(Data items)

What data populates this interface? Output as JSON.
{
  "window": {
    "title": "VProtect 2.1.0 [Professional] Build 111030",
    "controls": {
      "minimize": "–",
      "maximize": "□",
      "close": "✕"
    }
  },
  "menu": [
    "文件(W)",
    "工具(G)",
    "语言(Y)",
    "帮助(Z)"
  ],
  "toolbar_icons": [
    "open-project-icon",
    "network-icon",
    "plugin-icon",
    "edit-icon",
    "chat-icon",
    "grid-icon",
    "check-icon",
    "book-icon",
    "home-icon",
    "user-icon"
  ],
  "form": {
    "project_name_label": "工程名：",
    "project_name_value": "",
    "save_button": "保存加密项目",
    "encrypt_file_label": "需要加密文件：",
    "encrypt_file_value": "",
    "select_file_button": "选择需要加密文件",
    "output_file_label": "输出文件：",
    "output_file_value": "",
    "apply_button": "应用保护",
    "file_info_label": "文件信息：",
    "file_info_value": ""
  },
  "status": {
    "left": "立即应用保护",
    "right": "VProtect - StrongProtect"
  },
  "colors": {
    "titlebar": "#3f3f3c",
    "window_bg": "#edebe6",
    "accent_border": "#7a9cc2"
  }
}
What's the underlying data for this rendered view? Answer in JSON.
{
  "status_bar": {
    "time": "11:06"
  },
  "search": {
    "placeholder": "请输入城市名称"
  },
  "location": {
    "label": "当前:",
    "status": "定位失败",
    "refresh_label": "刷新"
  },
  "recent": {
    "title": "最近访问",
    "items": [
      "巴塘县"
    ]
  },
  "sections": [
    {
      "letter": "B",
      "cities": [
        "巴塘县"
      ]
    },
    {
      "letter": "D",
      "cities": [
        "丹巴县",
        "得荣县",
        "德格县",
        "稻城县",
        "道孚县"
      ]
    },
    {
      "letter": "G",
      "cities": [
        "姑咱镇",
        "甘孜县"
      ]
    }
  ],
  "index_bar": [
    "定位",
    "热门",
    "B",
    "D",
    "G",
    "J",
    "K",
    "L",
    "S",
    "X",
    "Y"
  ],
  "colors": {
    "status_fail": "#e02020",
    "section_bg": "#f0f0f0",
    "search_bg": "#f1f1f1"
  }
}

*Given instruction:*
Find the line that contains "What's the underlying". Repeat it and every line after it, exactly as written, up to and including the last line of the records above.

*Answer to the problem:*
What's the underlying data for this rendered view? Answer in JSON.
{
  "status_bar": {
    "time": "11:06"
  },
  "search": {
    "placeholder": "请输入城市名称"
  },
  "location": {
    "label": "当前:",
    "status": "定位失败",
    "refresh_label": "刷新"
  },
  "recent": {
    "title": "最近访问",
    "items": [
      "巴塘县"
    ]
  },
  "sections": [
    {
      "letter": "B",
      "cities": [
        "巴塘县"
      ]
    },
    {
      "letter": "D",
      "cities": [
        "丹巴县",
        "得荣县",
        "德格县",
        "稻城县",
        "道孚县"
      ]
    },
    {
      "letter": "G",
      "cities": [
        "姑咱镇",
        "甘孜县"
      ]
    }
  ],
  "index_bar": [
    "定位",
    "热门",
    "B",
    "D",
    "G",
    "J",
    "K",
    "L",
    "S",
    "X",
    "Y"
  ],
  "colors": {
    "status_fail": "#e02020",
    "section_bg": "#f0f0f0",
    "search_bg": "#f1f1f1"
  }
}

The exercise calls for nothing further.